Exercise aim —
Comb the records below for the string "glider" and copy each line where it turns up.

* begin *

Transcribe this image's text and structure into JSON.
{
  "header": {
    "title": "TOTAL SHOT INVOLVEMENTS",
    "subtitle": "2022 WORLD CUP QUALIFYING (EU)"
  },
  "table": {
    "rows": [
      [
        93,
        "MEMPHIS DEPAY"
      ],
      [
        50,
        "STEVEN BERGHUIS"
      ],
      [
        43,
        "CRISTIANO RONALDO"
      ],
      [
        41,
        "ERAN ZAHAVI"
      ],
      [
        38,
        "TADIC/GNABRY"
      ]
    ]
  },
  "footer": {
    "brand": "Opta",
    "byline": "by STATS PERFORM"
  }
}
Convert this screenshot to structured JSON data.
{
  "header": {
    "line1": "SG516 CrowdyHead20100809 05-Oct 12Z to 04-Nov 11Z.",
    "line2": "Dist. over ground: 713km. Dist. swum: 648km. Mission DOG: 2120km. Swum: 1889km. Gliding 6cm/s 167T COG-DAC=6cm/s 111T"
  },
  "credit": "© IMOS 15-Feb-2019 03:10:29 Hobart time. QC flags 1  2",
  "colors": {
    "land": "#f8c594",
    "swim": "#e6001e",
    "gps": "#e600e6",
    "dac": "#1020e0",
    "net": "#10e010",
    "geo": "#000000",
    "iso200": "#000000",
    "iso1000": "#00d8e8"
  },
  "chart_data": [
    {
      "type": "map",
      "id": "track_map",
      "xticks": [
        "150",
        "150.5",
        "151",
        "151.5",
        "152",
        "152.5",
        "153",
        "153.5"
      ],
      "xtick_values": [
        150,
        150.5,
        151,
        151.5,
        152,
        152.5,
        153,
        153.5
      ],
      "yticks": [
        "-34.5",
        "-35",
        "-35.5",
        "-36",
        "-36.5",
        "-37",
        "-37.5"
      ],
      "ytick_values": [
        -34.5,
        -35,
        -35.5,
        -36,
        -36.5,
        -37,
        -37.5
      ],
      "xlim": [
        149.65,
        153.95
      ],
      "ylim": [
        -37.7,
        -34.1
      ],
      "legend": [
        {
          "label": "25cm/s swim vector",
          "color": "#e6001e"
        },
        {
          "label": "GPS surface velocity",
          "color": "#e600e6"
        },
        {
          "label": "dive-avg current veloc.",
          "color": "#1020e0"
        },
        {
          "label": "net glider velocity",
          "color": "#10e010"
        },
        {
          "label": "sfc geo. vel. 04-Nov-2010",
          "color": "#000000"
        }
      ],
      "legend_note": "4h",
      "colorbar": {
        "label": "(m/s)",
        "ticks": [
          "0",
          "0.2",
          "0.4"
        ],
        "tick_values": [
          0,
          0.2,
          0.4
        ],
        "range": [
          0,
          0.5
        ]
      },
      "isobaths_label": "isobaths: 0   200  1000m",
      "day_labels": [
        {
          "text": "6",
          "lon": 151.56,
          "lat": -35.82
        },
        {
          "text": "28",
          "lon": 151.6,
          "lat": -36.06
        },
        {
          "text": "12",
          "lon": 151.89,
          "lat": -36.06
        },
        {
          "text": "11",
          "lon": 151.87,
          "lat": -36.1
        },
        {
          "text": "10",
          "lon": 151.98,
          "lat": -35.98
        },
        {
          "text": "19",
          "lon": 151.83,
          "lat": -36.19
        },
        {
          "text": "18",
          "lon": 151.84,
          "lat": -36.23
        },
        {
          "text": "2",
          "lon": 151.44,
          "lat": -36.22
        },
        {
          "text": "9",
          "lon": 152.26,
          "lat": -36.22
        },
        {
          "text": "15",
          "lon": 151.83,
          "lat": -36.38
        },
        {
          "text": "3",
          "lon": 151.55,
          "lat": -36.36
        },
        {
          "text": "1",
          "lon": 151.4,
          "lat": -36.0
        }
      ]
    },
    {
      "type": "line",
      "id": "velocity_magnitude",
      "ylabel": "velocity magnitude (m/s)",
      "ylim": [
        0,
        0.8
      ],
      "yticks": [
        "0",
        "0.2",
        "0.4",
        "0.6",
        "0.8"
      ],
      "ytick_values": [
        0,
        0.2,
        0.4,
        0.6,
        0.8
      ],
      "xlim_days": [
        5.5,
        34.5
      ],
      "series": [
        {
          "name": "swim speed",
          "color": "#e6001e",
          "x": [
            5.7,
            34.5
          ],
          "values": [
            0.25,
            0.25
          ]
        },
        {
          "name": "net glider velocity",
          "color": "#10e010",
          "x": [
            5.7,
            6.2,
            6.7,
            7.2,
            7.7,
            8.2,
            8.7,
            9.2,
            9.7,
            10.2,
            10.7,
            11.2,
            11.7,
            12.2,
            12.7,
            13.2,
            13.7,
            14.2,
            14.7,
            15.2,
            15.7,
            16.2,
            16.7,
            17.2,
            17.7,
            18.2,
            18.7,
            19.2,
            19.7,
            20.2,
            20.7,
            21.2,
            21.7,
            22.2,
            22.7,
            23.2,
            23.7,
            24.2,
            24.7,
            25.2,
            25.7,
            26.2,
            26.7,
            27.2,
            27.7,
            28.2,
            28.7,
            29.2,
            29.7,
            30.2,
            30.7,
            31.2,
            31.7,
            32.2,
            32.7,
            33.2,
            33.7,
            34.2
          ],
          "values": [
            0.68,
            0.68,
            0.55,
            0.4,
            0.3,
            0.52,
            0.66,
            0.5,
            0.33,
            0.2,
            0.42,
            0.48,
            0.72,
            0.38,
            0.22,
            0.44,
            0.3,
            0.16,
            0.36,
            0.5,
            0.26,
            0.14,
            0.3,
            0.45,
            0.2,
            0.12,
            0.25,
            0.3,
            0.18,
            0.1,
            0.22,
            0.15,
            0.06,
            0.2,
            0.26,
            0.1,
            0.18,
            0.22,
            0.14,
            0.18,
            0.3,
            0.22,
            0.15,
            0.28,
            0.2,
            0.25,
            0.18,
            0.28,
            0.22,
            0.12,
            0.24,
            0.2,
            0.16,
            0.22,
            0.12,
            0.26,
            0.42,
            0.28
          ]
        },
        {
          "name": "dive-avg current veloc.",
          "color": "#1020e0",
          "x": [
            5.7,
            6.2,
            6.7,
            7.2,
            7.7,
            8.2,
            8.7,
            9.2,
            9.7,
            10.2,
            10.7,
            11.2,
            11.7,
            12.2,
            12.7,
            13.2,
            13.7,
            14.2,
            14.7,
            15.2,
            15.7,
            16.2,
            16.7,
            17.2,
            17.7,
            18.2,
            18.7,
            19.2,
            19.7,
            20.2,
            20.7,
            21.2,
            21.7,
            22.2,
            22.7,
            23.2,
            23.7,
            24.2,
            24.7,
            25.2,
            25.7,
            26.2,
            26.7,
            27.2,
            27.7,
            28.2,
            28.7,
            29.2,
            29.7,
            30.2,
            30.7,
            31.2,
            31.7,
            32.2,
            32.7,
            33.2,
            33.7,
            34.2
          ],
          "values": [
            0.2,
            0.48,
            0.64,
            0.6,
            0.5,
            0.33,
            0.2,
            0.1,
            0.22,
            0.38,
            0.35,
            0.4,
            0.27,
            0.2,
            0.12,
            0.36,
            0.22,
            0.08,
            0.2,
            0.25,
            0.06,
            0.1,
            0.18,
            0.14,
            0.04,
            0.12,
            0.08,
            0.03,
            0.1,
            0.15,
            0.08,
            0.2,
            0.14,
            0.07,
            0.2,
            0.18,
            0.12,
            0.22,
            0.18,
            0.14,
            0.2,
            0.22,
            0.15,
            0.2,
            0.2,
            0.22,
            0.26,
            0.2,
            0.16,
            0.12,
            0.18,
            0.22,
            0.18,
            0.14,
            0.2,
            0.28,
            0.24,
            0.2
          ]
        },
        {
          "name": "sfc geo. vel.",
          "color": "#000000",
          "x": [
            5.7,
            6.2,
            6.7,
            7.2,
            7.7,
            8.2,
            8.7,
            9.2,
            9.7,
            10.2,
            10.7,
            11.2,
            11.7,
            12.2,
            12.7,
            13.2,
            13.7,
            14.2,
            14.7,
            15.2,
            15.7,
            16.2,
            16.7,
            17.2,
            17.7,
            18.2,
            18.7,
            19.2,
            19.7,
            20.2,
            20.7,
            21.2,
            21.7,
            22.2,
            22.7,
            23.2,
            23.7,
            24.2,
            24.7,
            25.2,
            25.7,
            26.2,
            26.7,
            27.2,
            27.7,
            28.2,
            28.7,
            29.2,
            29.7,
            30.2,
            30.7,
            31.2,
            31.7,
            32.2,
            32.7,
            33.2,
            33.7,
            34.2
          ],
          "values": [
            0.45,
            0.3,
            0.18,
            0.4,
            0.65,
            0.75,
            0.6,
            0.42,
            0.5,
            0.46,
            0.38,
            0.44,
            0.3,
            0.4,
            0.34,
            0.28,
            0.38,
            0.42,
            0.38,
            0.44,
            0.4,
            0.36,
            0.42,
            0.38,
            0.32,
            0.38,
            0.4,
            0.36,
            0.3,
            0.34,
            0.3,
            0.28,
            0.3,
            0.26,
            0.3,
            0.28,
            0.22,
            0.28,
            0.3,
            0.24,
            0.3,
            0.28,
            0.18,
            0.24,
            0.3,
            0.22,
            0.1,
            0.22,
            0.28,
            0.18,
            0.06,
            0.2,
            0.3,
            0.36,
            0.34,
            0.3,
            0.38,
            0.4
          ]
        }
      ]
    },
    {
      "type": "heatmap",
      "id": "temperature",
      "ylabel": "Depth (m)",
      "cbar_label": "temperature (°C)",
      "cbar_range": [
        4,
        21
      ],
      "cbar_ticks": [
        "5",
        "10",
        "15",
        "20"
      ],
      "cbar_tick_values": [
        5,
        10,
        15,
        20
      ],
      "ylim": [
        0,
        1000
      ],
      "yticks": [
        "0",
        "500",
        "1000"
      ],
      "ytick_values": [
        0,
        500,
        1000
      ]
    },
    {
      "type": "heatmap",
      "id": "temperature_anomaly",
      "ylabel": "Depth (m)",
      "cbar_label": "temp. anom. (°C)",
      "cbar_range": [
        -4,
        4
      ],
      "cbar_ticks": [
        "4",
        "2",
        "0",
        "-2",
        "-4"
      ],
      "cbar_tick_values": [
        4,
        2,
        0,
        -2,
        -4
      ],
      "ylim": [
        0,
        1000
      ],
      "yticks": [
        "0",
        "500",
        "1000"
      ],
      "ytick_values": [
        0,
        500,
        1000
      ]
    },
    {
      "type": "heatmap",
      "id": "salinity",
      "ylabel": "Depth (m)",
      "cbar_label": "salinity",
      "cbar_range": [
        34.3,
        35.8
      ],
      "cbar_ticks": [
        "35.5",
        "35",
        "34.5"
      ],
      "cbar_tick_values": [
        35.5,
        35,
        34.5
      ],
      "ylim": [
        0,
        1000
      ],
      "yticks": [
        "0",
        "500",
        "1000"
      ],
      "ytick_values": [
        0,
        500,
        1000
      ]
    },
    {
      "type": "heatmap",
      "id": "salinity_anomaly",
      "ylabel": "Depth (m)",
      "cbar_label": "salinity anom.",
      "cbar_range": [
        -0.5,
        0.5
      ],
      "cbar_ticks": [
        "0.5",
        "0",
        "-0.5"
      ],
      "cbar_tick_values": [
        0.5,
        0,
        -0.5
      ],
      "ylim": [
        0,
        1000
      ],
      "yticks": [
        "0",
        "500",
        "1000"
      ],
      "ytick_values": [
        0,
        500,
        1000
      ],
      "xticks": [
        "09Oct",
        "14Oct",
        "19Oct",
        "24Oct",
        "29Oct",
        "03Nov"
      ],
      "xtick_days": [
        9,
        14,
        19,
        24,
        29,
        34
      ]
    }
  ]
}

* end *

Correct result —
          "label": "net glider velocity",
          "name": "net glider velocity",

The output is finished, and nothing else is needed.